BEGIN

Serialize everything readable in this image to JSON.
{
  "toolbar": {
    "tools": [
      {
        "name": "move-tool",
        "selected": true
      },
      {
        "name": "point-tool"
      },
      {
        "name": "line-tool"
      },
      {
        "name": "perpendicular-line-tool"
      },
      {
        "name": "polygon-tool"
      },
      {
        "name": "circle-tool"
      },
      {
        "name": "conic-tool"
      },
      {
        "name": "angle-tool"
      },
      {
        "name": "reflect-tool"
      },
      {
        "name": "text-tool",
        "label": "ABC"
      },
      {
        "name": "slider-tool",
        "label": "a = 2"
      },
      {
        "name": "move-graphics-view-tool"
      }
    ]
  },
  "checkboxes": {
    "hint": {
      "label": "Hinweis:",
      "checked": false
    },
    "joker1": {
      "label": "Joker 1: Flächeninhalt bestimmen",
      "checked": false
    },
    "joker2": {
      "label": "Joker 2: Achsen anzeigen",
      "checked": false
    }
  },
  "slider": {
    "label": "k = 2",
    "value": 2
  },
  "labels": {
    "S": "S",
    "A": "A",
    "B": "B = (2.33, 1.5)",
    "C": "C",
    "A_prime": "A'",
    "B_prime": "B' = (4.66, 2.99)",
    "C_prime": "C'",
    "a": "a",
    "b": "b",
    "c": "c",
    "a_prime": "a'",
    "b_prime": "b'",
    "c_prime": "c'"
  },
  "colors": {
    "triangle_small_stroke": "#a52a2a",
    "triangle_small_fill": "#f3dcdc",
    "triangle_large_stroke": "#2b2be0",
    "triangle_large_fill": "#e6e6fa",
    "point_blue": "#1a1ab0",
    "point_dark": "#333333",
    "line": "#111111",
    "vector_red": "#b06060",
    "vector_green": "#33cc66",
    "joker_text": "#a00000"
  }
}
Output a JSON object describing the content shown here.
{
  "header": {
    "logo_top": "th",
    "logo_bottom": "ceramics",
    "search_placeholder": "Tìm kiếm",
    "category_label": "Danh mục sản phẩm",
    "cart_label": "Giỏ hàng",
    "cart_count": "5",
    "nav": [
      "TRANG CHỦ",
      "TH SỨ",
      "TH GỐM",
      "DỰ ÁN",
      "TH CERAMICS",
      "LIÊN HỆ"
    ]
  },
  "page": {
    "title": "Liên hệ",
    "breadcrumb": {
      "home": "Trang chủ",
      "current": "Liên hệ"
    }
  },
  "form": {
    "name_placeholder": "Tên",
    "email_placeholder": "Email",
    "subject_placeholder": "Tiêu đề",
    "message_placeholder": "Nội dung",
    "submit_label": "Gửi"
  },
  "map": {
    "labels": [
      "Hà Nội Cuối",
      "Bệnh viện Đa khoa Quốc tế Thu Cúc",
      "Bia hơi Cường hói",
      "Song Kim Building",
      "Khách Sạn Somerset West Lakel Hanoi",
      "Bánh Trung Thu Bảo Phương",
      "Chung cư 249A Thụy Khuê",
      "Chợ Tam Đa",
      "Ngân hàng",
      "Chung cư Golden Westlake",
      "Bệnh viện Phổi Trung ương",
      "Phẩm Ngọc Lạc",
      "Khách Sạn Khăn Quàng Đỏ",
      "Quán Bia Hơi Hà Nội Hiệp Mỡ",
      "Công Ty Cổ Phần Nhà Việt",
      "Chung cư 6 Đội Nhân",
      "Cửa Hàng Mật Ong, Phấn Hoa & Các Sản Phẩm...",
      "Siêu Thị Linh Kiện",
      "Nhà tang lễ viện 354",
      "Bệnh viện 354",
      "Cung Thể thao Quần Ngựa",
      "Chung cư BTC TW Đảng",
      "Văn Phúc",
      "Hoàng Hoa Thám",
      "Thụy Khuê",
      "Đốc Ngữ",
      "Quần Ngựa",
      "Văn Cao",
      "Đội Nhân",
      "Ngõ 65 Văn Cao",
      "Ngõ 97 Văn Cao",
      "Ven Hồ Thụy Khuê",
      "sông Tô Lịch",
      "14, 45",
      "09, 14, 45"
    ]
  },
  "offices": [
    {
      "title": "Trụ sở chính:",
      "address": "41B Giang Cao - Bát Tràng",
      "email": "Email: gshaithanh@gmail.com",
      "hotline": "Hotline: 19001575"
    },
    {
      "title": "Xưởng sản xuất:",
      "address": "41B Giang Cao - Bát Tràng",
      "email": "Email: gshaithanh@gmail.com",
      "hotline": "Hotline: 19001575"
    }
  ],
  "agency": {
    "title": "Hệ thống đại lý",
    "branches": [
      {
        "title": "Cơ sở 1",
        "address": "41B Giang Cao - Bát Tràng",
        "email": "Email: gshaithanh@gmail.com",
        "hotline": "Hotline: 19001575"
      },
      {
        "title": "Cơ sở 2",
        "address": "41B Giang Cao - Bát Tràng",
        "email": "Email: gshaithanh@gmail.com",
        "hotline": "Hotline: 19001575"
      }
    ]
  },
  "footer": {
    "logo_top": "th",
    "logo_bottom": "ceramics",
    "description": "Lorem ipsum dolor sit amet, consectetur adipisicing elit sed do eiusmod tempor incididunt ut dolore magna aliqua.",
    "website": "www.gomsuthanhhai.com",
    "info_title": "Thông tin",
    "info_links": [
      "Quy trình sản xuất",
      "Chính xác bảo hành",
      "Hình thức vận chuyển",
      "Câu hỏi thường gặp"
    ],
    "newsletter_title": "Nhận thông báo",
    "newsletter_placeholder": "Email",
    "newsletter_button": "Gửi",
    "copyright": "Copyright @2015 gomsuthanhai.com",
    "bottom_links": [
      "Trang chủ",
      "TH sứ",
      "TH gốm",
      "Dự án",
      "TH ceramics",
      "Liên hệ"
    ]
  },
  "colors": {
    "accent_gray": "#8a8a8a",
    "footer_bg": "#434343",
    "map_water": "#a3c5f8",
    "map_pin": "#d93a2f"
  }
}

END

TASK TO CARRY OUT> Copy each line that contains the word "Bệnh".

EXERCISE RESPONSE>
      "Bệnh viện Đa khoa Quốc tế Thu Cúc",
      "Bệnh viện Phổi Trung ương",
      "Bệnh viện 354",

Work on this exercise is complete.